▶ [WHAT IS BEING ASKED]:
Scan the data below for the string "phải". Show every line where it turns up.
-- start of RECORD LIST --
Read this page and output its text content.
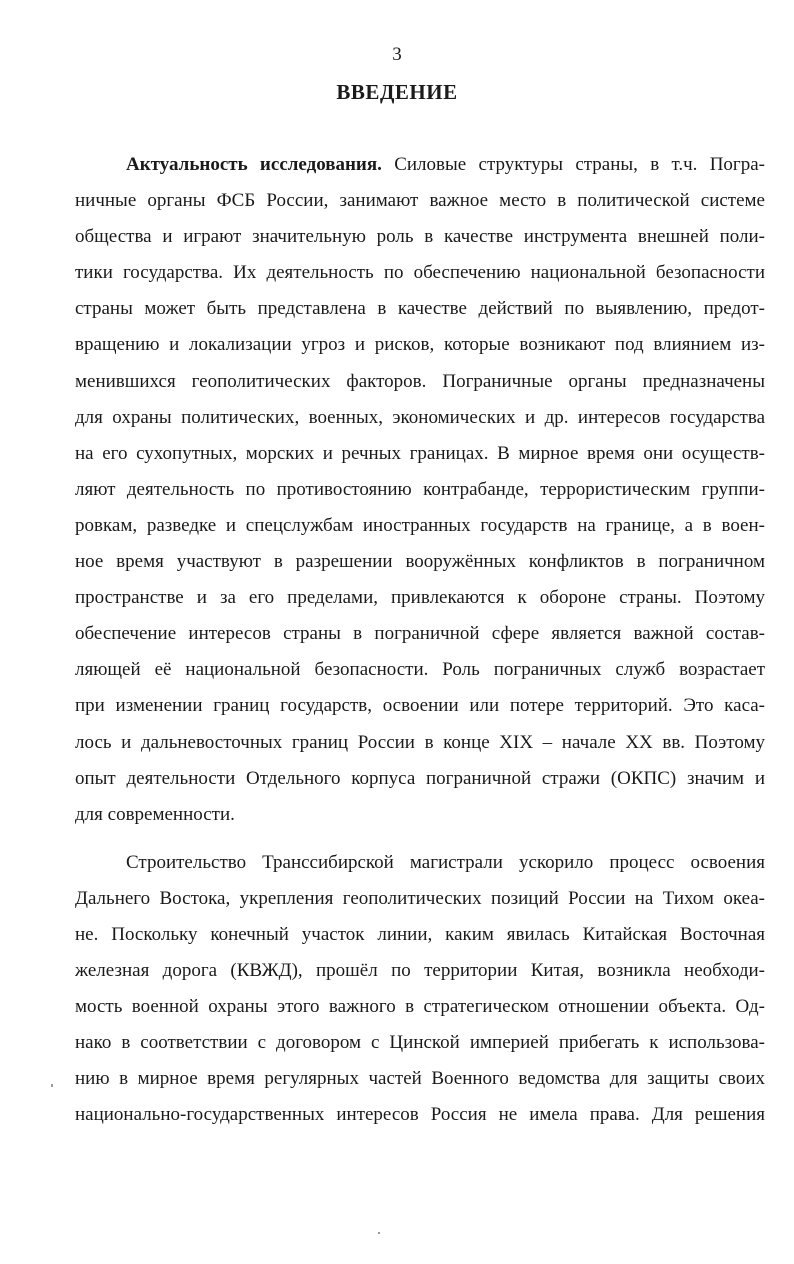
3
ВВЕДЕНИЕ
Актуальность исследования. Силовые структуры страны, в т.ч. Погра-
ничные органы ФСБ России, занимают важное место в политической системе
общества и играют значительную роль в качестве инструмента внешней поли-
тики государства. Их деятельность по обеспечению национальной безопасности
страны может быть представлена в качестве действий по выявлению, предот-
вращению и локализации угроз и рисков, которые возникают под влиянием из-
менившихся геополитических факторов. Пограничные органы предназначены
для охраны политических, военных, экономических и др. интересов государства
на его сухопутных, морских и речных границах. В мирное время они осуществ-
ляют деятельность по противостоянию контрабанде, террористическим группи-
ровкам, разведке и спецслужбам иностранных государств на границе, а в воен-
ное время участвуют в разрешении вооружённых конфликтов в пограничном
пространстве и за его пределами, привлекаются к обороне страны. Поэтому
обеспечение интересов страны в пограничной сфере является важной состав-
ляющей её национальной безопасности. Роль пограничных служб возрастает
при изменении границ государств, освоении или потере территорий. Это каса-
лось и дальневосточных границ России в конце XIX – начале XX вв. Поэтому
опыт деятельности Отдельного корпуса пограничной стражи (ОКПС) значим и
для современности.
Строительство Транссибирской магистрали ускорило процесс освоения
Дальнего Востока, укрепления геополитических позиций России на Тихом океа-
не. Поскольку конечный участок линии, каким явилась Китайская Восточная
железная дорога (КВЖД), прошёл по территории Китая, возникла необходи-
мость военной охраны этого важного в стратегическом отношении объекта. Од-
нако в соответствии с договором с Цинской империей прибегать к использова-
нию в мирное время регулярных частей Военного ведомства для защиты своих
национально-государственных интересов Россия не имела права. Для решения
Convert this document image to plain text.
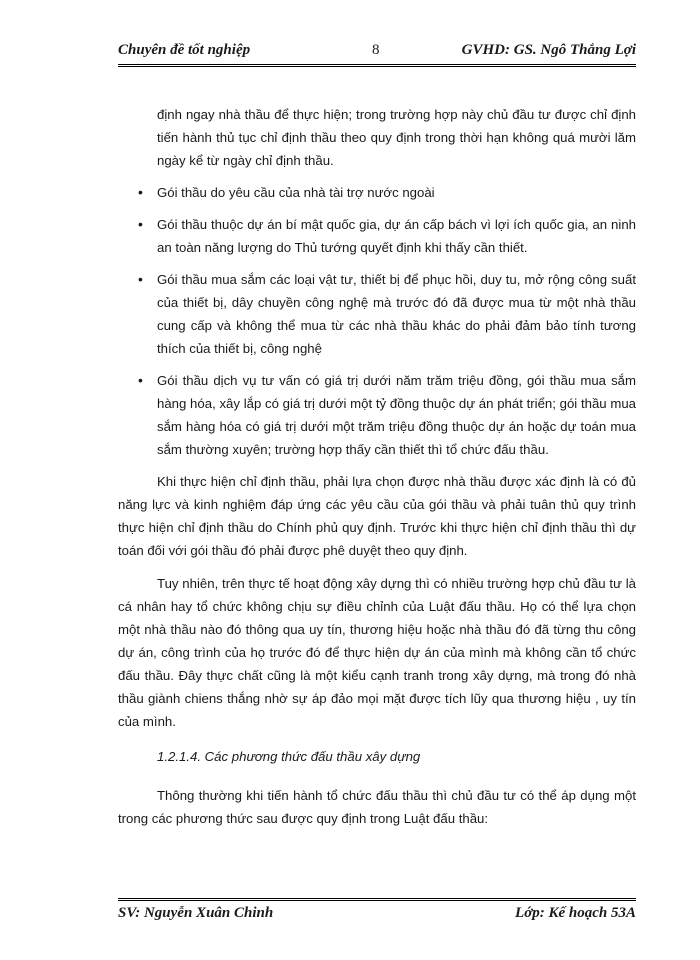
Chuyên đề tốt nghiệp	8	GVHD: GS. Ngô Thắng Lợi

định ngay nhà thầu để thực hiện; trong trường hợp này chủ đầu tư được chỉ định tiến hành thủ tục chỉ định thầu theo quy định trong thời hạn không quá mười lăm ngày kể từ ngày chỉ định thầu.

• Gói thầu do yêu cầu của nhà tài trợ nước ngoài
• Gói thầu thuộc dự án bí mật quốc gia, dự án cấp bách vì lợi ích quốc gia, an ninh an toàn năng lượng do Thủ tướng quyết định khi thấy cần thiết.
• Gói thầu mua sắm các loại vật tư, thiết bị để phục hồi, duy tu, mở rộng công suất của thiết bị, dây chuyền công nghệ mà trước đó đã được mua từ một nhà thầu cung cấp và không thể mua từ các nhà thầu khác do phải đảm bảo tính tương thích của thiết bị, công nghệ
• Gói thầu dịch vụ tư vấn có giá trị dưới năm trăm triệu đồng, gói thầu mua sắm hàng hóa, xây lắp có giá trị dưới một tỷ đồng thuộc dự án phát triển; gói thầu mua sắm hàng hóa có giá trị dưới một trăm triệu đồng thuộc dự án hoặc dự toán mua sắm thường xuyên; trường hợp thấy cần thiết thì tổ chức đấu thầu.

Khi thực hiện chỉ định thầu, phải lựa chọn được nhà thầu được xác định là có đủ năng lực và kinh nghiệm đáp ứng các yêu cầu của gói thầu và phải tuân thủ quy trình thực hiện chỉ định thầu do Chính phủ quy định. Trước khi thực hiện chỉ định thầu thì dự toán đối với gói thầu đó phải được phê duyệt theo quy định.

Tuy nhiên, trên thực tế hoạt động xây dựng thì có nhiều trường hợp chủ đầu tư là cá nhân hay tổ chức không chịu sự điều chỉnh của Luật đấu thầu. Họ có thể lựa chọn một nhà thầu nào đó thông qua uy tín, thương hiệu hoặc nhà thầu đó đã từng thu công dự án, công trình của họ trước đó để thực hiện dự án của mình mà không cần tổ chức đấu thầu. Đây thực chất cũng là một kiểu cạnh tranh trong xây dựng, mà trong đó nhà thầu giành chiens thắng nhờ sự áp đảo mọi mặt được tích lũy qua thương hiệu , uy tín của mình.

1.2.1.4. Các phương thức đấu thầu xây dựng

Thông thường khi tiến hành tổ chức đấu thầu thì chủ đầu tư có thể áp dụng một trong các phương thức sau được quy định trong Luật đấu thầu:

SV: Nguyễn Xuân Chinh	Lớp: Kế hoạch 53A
-- end of RECORD LIST --
▶ [THE ANSWER]:
• Gói thầu mua sắm các loại vật tư, thiết bị để phục hồi, duy tu, mở rộng công suất của thiết bị, dây chuyền công nghệ mà trước đó đã được mua từ một nhà thầu cung cấp và không thể mua từ các nhà thầu khác do phải đảm bảo tính tương thích của thiết bị, công nghệ
Khi thực hiện chỉ định thầu, phải lựa chọn được nhà thầu được xác định là có đủ năng lực và kinh nghiệm đáp ứng các yêu cầu của gói thầu và phải tuân thủ quy trình thực hiện chỉ định thầu do Chính phủ quy định. Trước khi thực hiện chỉ định thầu thì dự toán đối với gói thầu đó phải được phê duyệt theo quy định.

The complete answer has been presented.